WHAT NEEDS TO BE DONE:
Report how many lines contain "text"; state the number and nothing else.

RECORDS SHOWN:

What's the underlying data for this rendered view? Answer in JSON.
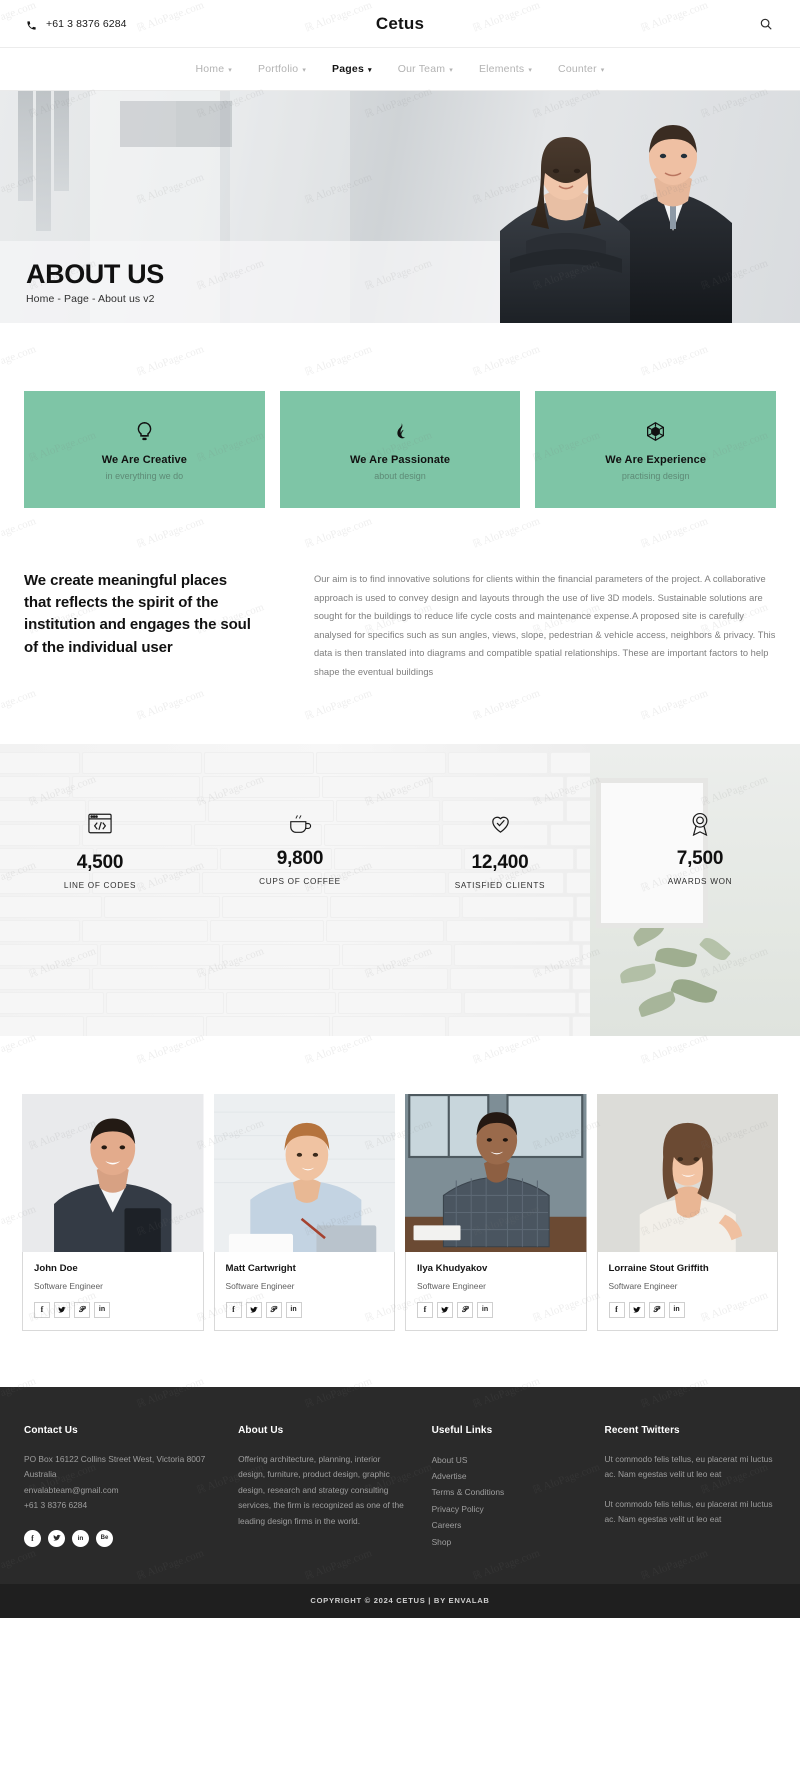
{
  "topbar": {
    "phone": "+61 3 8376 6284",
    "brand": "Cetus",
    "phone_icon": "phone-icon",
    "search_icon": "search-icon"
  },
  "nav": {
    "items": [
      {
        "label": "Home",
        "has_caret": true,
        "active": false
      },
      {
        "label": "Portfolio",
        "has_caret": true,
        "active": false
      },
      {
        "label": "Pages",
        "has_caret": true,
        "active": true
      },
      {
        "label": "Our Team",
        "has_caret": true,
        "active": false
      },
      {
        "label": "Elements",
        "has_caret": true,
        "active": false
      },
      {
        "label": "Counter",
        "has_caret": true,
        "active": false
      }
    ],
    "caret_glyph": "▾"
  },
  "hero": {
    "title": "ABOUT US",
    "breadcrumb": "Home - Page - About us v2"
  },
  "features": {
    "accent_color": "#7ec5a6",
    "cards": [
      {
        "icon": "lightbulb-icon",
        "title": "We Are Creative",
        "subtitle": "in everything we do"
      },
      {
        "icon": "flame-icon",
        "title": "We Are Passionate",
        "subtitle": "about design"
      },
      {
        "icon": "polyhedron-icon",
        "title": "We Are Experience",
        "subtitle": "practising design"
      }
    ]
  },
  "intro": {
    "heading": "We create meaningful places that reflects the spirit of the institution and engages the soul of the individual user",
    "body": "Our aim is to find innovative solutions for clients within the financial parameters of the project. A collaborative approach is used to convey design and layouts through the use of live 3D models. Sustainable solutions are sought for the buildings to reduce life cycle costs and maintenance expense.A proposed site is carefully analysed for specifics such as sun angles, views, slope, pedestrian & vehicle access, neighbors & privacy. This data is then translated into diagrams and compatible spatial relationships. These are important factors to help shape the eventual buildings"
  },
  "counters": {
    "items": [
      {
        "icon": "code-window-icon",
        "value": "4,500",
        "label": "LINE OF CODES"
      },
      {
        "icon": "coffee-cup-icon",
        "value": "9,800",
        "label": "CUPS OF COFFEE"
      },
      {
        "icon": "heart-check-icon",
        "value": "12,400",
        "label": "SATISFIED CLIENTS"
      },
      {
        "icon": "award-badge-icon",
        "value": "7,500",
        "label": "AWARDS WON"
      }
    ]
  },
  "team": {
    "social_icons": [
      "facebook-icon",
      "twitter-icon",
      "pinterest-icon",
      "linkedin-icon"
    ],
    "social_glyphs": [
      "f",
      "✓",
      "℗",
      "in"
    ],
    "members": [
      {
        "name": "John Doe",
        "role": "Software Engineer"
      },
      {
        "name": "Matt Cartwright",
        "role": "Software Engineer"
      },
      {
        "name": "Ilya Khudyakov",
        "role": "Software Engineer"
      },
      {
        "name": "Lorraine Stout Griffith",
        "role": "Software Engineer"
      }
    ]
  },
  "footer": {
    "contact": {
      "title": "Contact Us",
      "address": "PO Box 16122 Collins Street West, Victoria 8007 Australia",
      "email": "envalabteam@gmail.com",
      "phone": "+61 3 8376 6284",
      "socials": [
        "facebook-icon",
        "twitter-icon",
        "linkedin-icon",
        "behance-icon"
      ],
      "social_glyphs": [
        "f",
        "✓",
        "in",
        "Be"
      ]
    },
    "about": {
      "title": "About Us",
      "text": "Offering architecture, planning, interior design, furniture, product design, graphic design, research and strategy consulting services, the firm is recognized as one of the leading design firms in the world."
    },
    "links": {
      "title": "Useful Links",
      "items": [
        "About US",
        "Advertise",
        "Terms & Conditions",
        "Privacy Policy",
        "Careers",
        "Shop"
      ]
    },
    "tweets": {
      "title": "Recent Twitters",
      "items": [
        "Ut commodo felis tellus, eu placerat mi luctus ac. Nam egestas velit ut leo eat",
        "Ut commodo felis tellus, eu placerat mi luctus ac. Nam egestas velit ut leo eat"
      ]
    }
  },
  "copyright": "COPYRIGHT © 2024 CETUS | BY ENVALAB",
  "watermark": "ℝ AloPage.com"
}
...
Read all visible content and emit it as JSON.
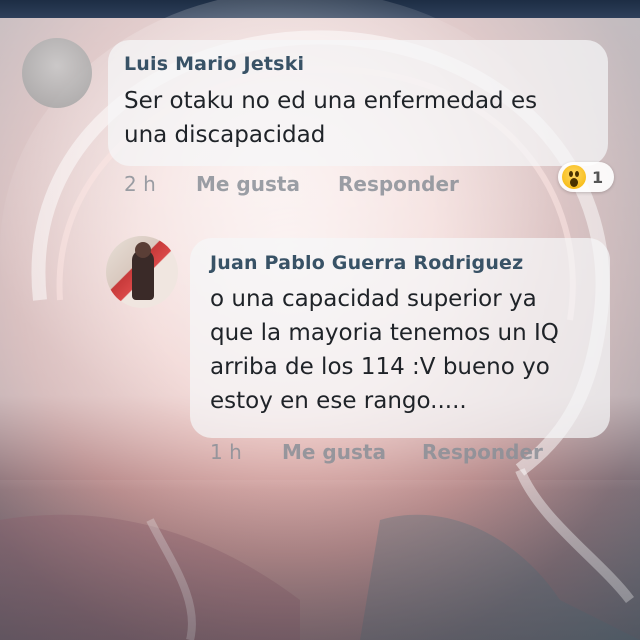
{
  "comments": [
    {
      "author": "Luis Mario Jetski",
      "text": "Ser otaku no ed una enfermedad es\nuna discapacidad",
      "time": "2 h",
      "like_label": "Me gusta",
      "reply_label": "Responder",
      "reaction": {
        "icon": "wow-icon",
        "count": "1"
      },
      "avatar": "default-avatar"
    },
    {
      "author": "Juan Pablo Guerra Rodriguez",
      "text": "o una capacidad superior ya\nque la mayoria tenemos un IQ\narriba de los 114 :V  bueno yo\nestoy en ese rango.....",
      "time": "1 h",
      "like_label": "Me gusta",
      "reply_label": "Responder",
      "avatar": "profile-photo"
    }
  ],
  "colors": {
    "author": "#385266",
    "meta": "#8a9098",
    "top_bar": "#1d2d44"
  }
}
==
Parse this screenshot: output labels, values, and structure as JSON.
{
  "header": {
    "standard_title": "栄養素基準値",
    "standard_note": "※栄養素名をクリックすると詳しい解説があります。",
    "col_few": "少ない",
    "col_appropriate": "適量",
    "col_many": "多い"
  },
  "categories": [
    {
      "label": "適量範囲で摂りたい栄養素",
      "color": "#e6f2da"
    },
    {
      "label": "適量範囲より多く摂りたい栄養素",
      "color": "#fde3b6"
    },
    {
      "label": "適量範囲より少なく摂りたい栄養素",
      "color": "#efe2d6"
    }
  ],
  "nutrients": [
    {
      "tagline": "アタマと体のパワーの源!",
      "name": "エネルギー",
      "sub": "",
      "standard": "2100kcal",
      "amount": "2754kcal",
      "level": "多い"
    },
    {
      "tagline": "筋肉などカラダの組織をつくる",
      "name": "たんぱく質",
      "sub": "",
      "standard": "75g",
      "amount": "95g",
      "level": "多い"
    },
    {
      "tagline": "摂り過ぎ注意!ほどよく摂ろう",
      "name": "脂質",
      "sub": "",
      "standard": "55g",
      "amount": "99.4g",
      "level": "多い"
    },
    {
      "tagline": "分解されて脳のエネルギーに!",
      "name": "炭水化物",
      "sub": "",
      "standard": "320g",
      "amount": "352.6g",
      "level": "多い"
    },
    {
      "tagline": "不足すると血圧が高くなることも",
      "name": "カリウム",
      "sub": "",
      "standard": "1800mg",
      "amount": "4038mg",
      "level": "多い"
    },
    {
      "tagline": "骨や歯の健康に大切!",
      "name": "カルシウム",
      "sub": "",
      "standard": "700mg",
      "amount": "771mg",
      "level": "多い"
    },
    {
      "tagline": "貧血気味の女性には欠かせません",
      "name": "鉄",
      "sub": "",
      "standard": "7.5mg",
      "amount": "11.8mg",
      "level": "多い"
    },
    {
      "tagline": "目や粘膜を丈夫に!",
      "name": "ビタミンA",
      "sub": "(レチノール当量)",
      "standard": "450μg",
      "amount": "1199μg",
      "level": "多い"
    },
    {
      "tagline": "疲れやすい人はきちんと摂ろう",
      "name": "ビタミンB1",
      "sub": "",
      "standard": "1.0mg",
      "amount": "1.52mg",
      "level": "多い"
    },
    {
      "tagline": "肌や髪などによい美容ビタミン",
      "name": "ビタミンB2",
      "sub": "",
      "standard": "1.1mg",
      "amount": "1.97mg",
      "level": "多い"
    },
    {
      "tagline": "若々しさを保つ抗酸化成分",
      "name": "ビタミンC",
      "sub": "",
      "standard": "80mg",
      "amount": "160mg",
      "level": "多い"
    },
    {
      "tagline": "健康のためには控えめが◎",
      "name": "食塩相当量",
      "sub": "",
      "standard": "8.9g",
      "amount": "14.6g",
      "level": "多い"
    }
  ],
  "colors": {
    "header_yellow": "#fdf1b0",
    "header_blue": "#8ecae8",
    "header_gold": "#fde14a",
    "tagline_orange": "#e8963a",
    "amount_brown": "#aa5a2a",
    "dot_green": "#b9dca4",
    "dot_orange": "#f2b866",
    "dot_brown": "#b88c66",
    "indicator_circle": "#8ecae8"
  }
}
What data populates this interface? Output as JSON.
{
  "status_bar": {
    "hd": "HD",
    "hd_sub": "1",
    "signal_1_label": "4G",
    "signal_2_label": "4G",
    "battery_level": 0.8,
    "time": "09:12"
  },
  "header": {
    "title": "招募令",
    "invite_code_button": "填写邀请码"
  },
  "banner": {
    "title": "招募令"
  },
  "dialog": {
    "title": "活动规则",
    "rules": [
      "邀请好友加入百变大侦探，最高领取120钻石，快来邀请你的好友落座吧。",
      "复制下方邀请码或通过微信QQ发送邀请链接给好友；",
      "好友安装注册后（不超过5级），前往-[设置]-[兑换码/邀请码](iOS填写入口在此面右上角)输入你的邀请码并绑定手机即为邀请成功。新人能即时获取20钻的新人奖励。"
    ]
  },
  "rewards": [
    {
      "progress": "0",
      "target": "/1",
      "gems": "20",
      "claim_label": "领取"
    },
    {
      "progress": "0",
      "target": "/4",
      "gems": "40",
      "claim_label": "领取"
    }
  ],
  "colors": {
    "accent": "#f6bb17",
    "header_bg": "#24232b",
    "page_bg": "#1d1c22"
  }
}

FINAL RESULT:
3